> **Aim of the task**
Without skipping anything, write out each record below exactly.

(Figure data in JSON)
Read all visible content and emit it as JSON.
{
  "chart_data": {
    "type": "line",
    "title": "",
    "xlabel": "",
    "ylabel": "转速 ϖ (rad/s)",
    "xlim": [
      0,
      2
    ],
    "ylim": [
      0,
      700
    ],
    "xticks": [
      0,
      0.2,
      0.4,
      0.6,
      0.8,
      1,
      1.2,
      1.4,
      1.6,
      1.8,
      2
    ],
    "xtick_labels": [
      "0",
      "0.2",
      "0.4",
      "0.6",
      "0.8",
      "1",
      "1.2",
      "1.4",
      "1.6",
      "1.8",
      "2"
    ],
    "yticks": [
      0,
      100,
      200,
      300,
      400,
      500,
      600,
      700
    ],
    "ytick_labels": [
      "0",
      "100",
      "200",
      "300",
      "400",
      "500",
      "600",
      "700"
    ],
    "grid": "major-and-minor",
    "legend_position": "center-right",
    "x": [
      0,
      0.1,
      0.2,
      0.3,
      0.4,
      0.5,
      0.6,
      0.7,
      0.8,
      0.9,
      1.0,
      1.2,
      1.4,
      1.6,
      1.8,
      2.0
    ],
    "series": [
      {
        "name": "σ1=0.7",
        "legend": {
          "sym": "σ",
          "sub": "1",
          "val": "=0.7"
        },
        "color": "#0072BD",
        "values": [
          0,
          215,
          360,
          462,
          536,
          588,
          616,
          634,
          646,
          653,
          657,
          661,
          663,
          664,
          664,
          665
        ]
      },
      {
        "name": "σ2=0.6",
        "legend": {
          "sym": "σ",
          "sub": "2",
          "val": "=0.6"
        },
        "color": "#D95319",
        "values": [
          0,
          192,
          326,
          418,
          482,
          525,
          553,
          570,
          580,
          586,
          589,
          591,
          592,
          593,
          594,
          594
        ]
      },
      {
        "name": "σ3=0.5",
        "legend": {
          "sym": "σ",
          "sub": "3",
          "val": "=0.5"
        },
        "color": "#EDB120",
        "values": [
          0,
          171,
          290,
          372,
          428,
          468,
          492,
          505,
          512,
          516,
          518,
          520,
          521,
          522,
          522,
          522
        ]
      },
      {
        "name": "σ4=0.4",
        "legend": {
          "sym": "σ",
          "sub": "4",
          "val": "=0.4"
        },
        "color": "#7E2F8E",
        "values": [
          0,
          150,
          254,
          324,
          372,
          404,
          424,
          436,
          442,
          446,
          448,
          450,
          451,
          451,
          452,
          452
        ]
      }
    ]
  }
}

> **Answer to this exercise**
Read all visible content and emit it as JSON.
{
  "chart_data": {
    "type": "line",
    "title": "",
    "xlabel": "",
    "ylabel": "转速 ϖ (rad/s)",
    "xlim": [
      0,
      2
    ],
    "ylim": [
      0,
      700
    ],
    "xticks": [
      0,
      0.2,
      0.4,
      0.6,
      0.8,
      1,
      1.2,
      1.4,
      1.6,
      1.8,
      2
    ],
    "xtick_labels": [
      "0",
      "0.2",
      "0.4",
      "0.6",
      "0.8",
      "1",
      "1.2",
      "1.4",
      "1.6",
      "1.8",
      "2"
    ],
    "yticks": [
      0,
      100,
      200,
      300,
      400,
      500,
      600,
      700
    ],
    "ytick_labels": [
      "0",
      "100",
      "200",
      "300",
      "400",
      "500",
      "600",
      "700"
    ],
    "grid": "major-and-minor",
    "legend_position": "center-right",
    "x": [
      0,
      0.1,
      0.2,
      0.3,
      0.4,
      0.5,
      0.6,
      0.7,
      0.8,
      0.9,
      1.0,
      1.2,
      1.4,
      1.6,
      1.8,
      2.0
    ],
    "series": [
      {
        "name": "σ1=0.7",
        "legend": {
          "sym": "σ",
          "sub": "1",
          "val": "=0.7"
        },
        "color": "#0072BD",
        "values": [
          0,
          215,
          360,
          462,
          536,
          588,
          616,
          634,
          646,
          653,
          657,
          661,
          663,
          664,
          664,
          665
        ]
      },
      {
        "name": "σ2=0.6",
        "legend": {
          "sym": "σ",
          "sub": "2",
          "val": "=0.6"
        },
        "color": "#D95319",
        "values": [
          0,
          192,
          326,
          418,
          482,
          525,
          553,
          570,
          580,
          586,
          589,
          591,
          592,
          593,
          594,
          594
        ]
      },
      {
        "name": "σ3=0.5",
        "legend": {
          "sym": "σ",
          "sub": "3",
          "val": "=0.5"
        },
        "color": "#EDB120",
        "values": [
          0,
          171,
          290,
          372,
          428,
          468,
          492,
          505,
          512,
          516,
          518,
          520,
          521,
          522,
          522,
          522
        ]
      },
      {
        "name": "σ4=0.4",
        "legend": {
          "sym": "σ",
          "sub": "4",
          "val": "=0.4"
        },
        "color": "#7E2F8E",
        "values": [
          0,
          150,
          254,
          324,
          372,
          404,
          424,
          436,
          442,
          446,
          448,
          450,
          451,
          451,
          452,
          452
        ]
      }
    ]
  }
}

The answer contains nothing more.